• **STATED GOAL**: Count the lines below that contain "page". Give only the number.
§
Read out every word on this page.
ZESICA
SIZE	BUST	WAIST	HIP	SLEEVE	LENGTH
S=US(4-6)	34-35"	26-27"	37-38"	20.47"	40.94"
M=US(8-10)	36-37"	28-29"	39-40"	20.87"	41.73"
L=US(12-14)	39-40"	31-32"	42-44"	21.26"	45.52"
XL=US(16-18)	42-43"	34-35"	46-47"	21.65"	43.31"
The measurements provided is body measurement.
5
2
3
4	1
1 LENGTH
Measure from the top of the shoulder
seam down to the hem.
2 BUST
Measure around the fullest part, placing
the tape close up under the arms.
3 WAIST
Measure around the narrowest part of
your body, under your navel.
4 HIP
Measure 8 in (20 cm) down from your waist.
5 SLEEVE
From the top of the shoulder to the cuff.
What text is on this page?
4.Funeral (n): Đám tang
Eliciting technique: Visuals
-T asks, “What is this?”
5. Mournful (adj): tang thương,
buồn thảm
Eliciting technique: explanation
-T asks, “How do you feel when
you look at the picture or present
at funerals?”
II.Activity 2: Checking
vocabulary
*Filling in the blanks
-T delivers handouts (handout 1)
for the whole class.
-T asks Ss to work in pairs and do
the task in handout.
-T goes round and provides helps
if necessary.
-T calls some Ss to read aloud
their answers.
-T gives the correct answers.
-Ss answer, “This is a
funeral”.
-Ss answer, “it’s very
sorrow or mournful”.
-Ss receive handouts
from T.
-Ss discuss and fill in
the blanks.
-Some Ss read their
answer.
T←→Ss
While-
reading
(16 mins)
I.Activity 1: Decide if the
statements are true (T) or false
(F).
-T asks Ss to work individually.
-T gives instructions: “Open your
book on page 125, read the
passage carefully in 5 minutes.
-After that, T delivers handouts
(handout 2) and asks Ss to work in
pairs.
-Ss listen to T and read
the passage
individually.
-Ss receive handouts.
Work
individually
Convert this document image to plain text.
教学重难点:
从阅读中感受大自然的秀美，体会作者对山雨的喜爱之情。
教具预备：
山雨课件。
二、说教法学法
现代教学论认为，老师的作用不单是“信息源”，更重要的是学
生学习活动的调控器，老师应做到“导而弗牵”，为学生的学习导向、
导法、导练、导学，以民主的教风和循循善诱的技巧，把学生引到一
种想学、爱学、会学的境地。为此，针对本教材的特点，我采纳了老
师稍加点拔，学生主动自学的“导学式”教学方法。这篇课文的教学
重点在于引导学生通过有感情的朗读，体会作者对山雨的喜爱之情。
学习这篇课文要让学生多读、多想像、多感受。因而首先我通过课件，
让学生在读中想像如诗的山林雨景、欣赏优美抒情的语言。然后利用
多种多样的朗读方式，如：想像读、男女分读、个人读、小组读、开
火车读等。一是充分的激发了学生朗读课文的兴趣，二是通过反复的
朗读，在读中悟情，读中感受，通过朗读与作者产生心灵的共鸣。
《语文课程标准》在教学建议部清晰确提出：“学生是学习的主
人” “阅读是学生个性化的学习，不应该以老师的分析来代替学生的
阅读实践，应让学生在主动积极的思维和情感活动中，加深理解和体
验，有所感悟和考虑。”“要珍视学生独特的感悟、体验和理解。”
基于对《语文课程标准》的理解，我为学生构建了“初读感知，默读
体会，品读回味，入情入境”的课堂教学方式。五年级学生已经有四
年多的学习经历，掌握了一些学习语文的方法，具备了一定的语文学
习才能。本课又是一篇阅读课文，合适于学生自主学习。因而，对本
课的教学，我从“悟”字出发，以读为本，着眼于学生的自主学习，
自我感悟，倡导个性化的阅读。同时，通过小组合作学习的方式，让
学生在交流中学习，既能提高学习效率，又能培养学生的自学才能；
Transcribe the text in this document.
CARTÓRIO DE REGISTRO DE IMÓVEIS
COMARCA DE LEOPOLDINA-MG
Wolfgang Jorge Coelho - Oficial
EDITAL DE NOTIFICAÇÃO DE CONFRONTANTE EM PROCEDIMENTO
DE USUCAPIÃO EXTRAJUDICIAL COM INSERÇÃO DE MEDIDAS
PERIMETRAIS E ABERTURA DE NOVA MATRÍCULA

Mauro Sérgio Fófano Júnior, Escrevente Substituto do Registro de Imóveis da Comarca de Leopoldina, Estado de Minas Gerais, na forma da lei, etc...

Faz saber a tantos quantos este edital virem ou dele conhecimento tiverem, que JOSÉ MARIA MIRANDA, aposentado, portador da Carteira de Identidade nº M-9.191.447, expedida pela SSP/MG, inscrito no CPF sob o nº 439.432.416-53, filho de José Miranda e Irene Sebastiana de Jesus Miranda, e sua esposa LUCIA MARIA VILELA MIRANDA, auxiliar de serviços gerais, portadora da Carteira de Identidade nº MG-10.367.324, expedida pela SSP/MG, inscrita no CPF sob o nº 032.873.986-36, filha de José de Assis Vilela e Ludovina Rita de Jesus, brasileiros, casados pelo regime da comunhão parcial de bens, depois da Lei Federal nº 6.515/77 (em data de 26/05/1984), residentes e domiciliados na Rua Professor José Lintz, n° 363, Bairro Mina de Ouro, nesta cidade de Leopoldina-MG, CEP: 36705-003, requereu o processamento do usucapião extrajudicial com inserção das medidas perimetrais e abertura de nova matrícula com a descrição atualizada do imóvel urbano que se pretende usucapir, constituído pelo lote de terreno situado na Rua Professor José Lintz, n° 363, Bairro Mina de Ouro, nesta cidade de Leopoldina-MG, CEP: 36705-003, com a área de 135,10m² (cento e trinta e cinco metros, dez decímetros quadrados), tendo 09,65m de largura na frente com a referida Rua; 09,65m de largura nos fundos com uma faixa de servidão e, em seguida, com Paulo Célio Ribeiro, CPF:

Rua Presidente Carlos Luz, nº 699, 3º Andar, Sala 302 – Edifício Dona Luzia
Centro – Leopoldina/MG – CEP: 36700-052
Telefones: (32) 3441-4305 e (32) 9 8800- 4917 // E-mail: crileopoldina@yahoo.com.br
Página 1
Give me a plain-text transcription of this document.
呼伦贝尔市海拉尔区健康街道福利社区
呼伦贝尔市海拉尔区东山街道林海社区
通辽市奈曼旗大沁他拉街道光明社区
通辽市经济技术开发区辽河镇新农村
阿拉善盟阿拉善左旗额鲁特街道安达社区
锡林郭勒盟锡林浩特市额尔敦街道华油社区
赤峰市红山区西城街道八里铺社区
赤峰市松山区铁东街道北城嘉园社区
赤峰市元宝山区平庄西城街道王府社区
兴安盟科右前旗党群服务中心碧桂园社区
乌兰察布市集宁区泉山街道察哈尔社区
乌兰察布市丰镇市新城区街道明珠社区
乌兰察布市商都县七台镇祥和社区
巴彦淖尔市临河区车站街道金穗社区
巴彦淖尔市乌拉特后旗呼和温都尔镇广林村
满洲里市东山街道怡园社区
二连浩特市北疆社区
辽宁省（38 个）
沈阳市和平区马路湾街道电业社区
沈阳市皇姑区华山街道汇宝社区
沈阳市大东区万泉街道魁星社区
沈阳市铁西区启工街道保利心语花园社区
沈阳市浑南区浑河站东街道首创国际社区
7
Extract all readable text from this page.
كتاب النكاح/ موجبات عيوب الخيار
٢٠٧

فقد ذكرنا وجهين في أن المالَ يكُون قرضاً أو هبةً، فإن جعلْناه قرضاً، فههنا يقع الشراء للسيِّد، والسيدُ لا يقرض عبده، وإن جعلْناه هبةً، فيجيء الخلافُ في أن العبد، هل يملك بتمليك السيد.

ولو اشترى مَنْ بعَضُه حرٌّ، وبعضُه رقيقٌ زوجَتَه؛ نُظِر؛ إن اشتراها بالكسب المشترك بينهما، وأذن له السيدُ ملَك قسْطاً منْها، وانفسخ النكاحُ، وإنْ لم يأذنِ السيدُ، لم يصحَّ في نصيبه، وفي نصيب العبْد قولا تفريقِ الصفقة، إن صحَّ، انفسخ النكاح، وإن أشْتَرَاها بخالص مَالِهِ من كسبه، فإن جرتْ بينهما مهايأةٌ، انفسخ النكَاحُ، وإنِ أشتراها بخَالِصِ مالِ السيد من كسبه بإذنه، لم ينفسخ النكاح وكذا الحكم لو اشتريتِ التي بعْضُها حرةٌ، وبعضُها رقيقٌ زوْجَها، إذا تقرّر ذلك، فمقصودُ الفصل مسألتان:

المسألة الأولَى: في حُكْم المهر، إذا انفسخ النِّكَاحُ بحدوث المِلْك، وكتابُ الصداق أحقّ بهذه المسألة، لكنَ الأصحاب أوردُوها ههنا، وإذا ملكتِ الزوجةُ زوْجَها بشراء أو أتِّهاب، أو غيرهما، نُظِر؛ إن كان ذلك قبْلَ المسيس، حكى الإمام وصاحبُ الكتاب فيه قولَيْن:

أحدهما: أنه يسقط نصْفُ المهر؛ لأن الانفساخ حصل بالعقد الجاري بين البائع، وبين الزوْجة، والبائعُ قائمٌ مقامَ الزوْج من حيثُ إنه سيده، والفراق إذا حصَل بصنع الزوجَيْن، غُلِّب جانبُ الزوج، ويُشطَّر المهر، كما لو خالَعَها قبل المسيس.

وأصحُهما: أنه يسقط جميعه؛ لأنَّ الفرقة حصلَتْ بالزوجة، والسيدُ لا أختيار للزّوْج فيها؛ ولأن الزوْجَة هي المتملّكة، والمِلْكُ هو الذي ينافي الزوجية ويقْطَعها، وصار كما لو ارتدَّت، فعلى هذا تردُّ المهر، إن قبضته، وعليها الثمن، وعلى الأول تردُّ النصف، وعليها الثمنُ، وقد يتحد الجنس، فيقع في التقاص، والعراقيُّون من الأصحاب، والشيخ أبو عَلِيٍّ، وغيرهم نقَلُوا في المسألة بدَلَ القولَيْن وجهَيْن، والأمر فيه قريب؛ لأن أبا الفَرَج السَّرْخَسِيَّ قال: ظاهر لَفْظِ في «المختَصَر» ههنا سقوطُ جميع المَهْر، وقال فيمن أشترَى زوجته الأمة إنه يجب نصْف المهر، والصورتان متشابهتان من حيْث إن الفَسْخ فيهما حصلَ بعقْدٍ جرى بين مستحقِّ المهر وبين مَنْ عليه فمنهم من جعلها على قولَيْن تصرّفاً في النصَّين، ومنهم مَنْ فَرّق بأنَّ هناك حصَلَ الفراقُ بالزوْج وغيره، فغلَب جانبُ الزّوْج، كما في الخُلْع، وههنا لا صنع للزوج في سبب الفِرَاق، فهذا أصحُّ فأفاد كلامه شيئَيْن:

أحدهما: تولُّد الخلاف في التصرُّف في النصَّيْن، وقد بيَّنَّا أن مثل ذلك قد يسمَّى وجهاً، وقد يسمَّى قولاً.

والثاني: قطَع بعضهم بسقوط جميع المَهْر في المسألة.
§
• **ANSWER**: 4